Page excerpt
= Beginning of Section =
Bush’s unproved assertion, supported to the hilt by British PM Blair, may or may not yet prove correct. At the outset of the Iraq war the administration behaved as though no distance at all separated al Qaeda and Saddam Hussein. Opinion polls indicated that despite no evidence to prove this conspiracy, most Americans embraced the idea, even crediting Hussein with some part in the 9/11 attacks.
Despite oblique criticism of this thesis, since the Iraq war ended and Washington claimed victory, doubts have grown rapidly about the Bush/Blair case on both WMD and the Hussein-bin Laden nexus. At the same time Iraq has proved less than hospitable to the Western liberators. Day by day, suicide bombers and remote explosions kill American military personnel. Day by day, at Washington’s bequest, Canadian military personnel also place themselves in harm’s way, especially in Afghanistan, where growing resistance suggests that the Taliban is not only alive and well, but also much stronger by dint of the very wars the United States brought to the area. Radical Islamic militants, especially the Shiites who stand to gain by Hussein’s demise, do not find much to cheer in the military occupation by a power that touts MacDonald’s, Coca-Cola, and Victoria’s Secret as exemplary of free-market, secular values.
= End of Section =
Stored data entries
= Beginning of Section =
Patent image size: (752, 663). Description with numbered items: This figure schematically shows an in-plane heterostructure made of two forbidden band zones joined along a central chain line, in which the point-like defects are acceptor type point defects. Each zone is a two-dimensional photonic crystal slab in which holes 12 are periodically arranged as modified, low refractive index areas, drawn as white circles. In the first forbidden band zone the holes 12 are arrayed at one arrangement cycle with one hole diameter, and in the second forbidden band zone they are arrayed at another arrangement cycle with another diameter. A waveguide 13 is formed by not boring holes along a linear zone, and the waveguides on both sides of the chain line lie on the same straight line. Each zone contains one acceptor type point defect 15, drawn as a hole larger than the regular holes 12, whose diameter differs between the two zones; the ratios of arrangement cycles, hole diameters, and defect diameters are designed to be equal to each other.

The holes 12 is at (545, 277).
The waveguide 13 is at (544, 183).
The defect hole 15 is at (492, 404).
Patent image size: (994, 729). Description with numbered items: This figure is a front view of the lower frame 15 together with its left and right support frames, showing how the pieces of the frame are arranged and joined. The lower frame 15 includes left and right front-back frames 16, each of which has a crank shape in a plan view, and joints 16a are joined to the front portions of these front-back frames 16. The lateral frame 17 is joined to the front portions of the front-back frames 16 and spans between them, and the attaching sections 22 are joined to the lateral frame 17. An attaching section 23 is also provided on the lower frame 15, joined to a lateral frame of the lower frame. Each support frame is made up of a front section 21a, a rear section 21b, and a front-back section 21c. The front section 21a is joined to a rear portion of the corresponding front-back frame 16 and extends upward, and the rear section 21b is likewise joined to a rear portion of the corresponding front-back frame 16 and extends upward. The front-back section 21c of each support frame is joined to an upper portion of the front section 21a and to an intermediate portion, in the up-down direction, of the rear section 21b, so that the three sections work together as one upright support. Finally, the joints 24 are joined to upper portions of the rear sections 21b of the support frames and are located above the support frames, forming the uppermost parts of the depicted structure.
= End of Section =
What to work on
1 - Summarize the passage on the Iraq war in two sentences.
2 - In the passage on the Iraq war, which three brands does the occupying power tout as exemplary of free-market, secular values?
3 - Revise the passage on the Iraq war, beginning at the words that have "Bush’s unproved assertion, supported" and stopping after "the 9/11 attacks.", replacing "Opinion polls" with "Surveys".
The records have no role in any of these tasks.

Answers for the tasks
1 - At the start of the Iraq war, the Bush administration, backed by Blair, acted as though al Qaeda and Saddam Hussein were closely linked, and most Americans accepted that idea despite no evidence. Since the war ended, doubts have grown about the case on WMD and that link, while attacks kill American military personnel in Iraq and Canadian personnel face danger in Afghanistan, where the Taliban appears stronger.

2 - MacDonald's, Coca-Cola, and Victoria's Secret.

3 -
Bush’s unproved assertion, supported to the hilt by British PM Blair, may or may not yet prove correct. At the outset of the Iraq war the administration behaved as though no distance at all separated al Qaeda and Saddam Hussein. Surveys indicated that despite no evidence to prove this conspiracy, most Americans embraced the idea, even crediting Hussein with some part in the 9/11 attacks.